─── DATA TO USE

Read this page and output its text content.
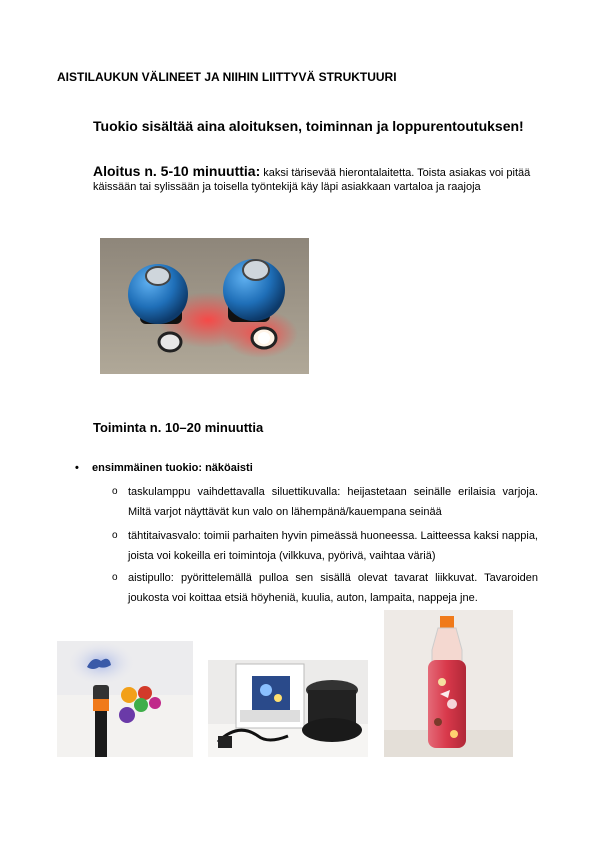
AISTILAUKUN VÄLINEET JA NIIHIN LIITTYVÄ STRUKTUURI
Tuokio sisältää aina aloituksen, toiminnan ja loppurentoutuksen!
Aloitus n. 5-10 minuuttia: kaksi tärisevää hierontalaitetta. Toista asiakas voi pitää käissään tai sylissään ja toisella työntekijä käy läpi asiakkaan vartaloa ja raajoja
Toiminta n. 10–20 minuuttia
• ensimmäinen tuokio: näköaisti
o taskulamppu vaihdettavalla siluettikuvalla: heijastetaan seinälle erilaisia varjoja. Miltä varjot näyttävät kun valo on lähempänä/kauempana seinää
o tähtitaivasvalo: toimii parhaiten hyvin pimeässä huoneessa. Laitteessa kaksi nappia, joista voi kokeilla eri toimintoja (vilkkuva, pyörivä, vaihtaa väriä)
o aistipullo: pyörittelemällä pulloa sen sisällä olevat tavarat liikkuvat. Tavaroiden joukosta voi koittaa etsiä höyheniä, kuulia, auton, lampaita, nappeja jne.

──────
─── DATA TO USE

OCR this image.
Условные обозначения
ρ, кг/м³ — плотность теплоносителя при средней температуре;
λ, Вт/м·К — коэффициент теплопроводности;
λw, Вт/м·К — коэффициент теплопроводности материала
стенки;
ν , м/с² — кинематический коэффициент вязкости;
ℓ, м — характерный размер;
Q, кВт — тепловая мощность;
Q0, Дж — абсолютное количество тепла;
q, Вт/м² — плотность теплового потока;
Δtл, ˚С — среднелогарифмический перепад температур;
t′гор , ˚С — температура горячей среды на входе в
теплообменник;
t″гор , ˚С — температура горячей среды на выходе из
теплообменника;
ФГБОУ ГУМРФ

──────

### EXERCISE BRIEF
Pick out all lines containing the string "плотность".

### OUTPUT BELOW
ρ, кг/м³ — плотность теплоносителя при средней температуре;
q, Вт/м² — плотность теплового потока;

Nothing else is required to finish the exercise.